> _TASK DATA_:
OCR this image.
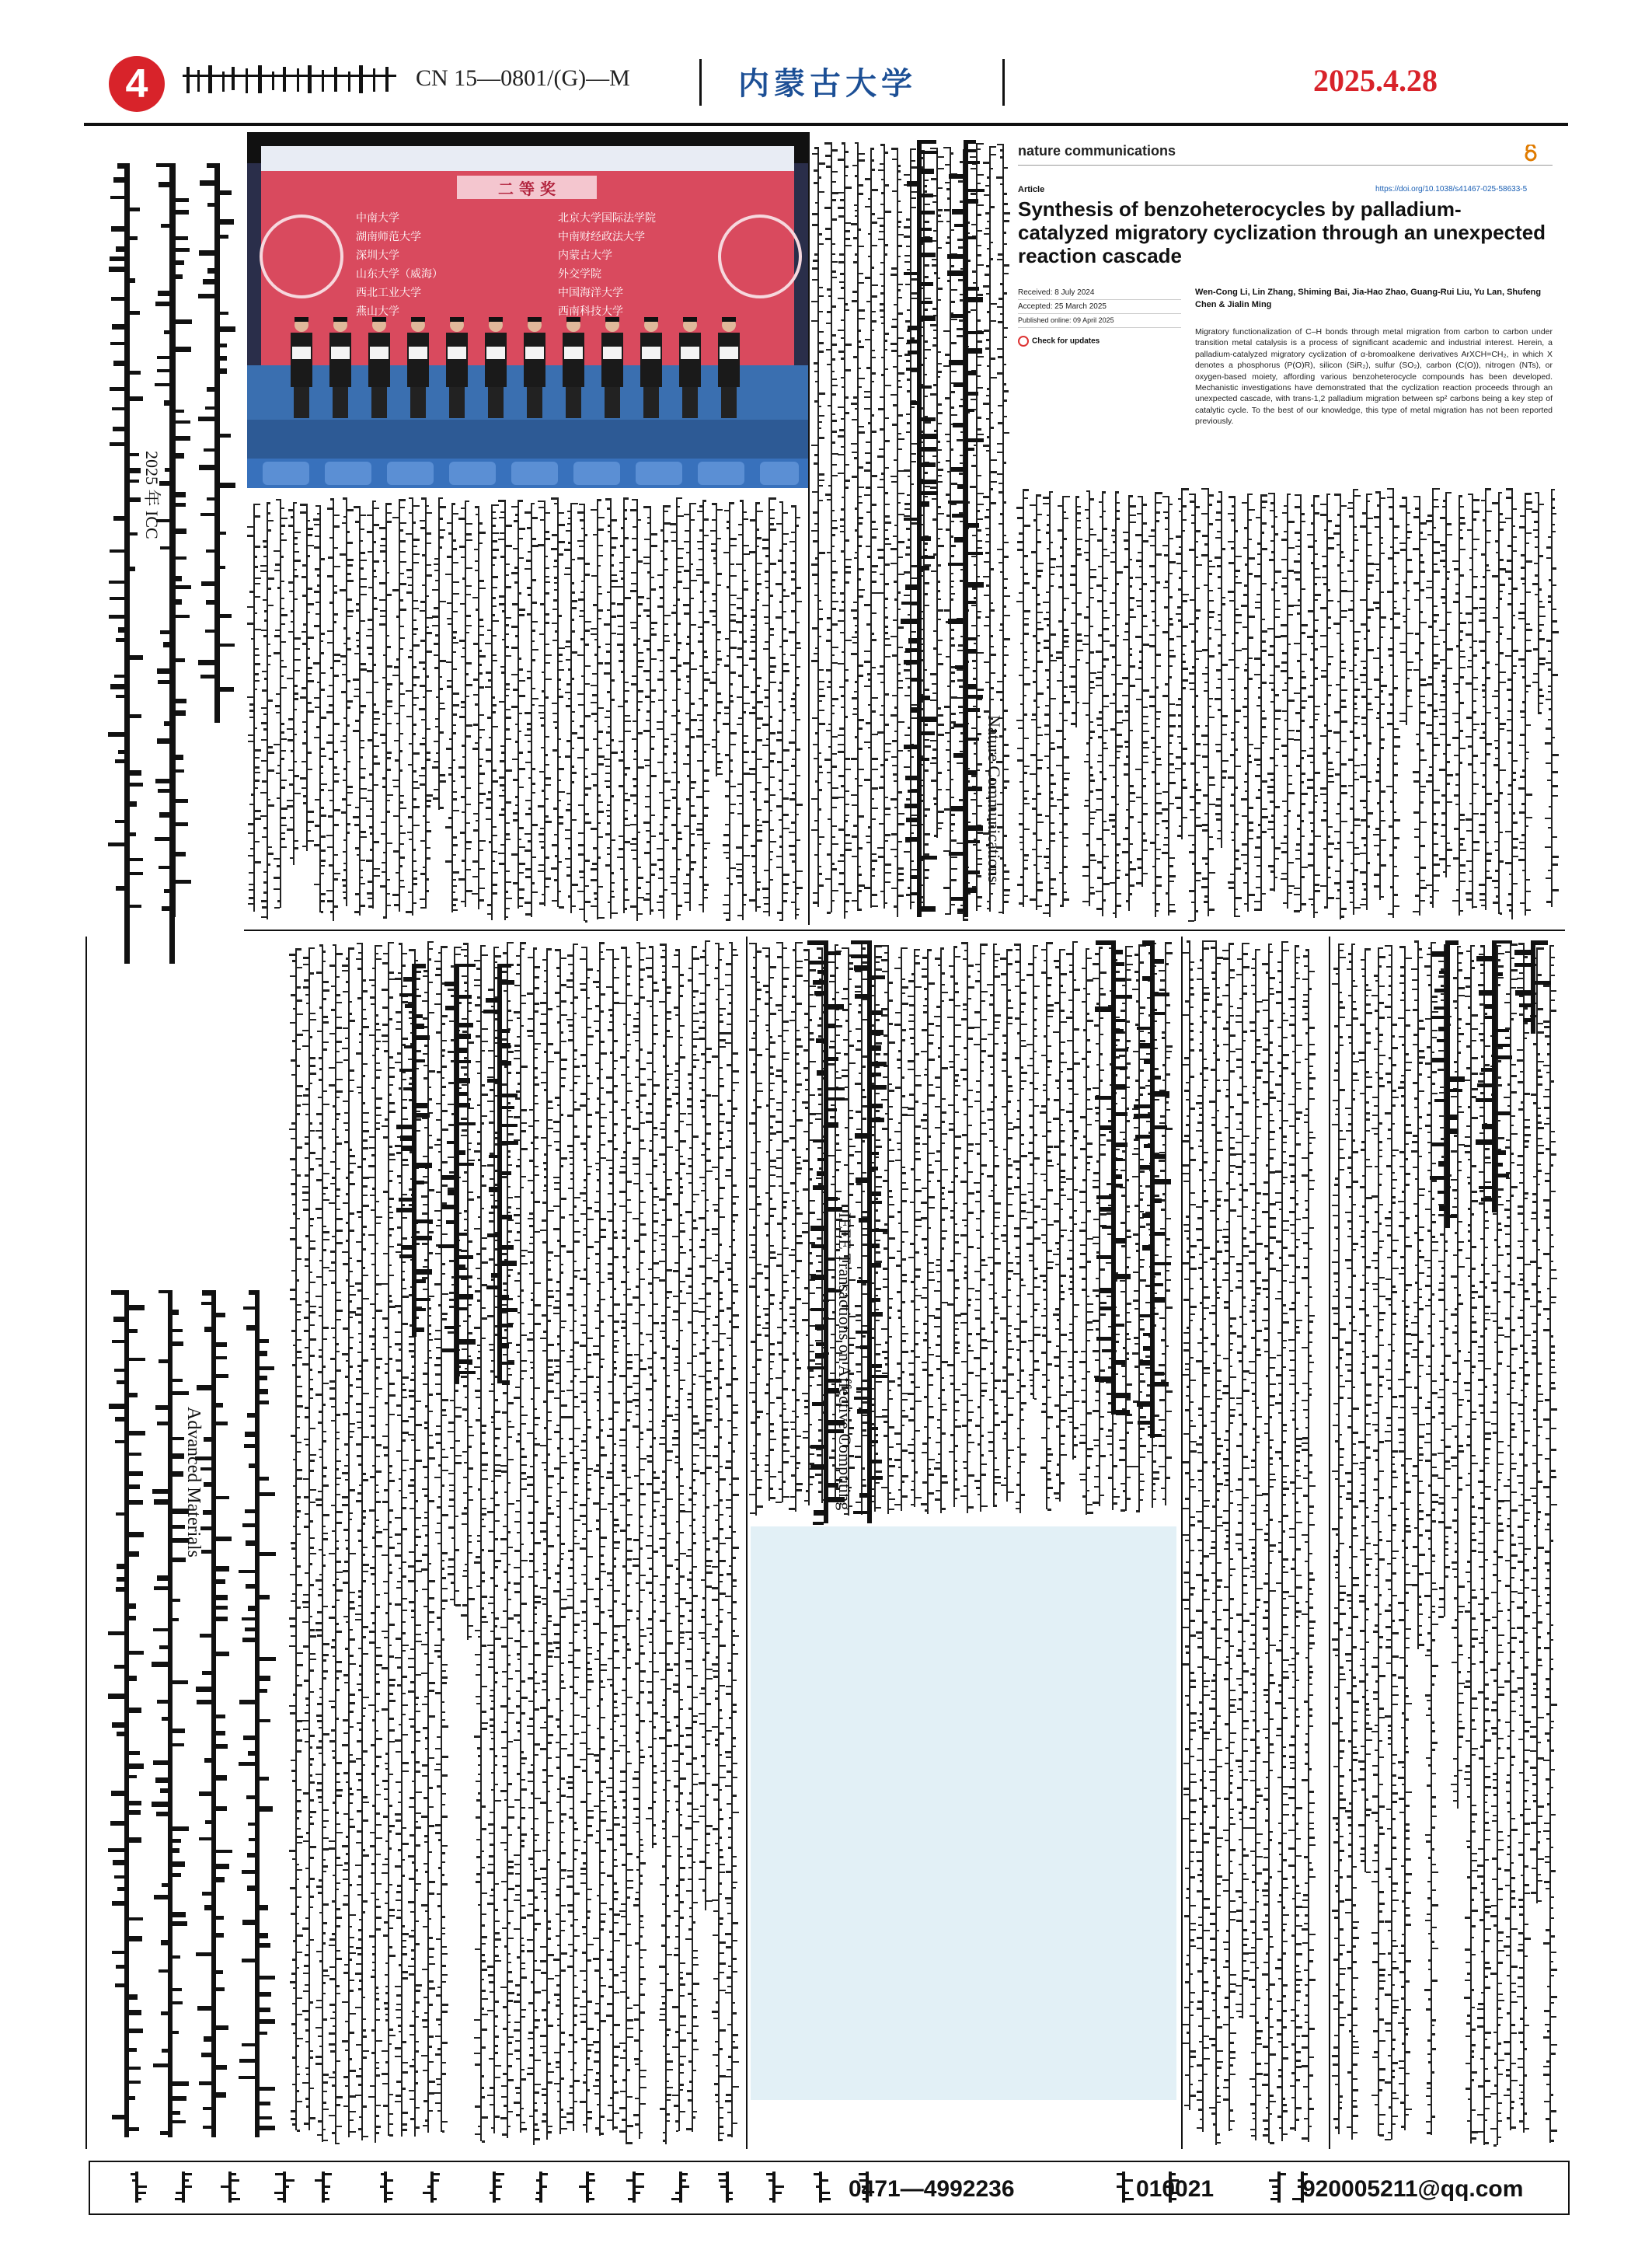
4	CN 15—0801/(G)—M	内蒙古大学	2025.4.28
二 等 奖
中南大学
湖南师范大学
深圳大学
山东大学（威海）
西北工业大学
燕山大学
北京大学国际法学院
中南财经政法大学
内蒙古大学
外交学院
中国海洋大学
西南科技大学
nature communications
Article	https://doi.org/10.1038/s41467-025-58633-5
Synthesis of benzoheterocycles by palladium-catalyzed migratory cyclization through an unexpected reaction cascade
Received: 8 July 2024
Accepted: 25 March 2025
Published online: 09 April 2025
Check for updates
Wen-Cong Li, Lin Zhang, Shiming Bai, Jia-Hao Zhao, Guang-Rui Liu, Yu Lan, Shufeng Chen & Jialin Ming
Migratory functionalization of C–H bonds through metal migration from carbon to carbon under transition metal catalysis is a process of significant academic and industrial interest. Herein, a palladium-catalyzed migratory cyclization of α-bromoalkene derivatives ArXCH=CH₂, in which X denotes a phosphorus (P(O)R), silicon (SiR₂), sulfur (SO₂), carbon (C(O)), nitrogen (NTs), or oxygen-based moiety, affording various benzoheterocycle compounds has been developed. Mechanistic investigations have demonstrated that the cyclization reaction proceeds through an unexpected cascade, with trans-1,2 palladium migration between sp² carbons being a key step of catalytic cycle. To the best of our knowledge, this type of metal migration has not been reported previously.
Nature Communications
IEEE Transactions on Affective Computing
Advanced Materials
2025 年 ICC
0471—4992236	010021	920005211@qq.com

> _TASK OBJECTIVE_:
Write out each entry exactly as given, omitting any picture.

> _PROBLEM SOLUTION_:
OCR this image.
4	CN 15—0801/(G)—M	内蒙古大学	2025.4.28
二 等 奖
中南大学
湖南师范大学
深圳大学
山东大学（威海）
西北工业大学
燕山大学
北京大学国际法学院
中南财经政法大学
内蒙古大学
外交学院
中国海洋大学
西南科技大学
nature communications
Article	https://doi.org/10.1038/s41467-025-58633-5
Synthesis of benzoheterocycles by palladium-catalyzed migratory cyclization through an unexpected reaction cascade
Received: 8 July 2024
Accepted: 25 March 2025
Published online: 09 April 2025
Check for updates
Wen-Cong Li, Lin Zhang, Shiming Bai, Jia-Hao Zhao, Guang-Rui Liu, Yu Lan, Shufeng Chen & Jialin Ming
Migratory functionalization of C–H bonds through metal migration from carbon to carbon under transition metal catalysis is a process of significant academic and industrial interest. Herein, a palladium-catalyzed migratory cyclization of α-bromoalkene derivatives ArXCH=CH₂, in which X denotes a phosphorus (P(O)R), silicon (SiR₂), sulfur (SO₂), carbon (C(O)), nitrogen (NTs), or oxygen-based moiety, affording various benzoheterocycle compounds has been developed. Mechanistic investigations have demonstrated that the cyclization reaction proceeds through an unexpected cascade, with trans-1,2 palladium migration between sp² carbons being a key step of catalytic cycle. To the best of our knowledge, this type of metal migration has not been reported previously.
Nature Communications
IEEE Transactions on Affective Computing
Advanced Materials
2025 年 ICC
0471—4992236	010021	920005211@qq.com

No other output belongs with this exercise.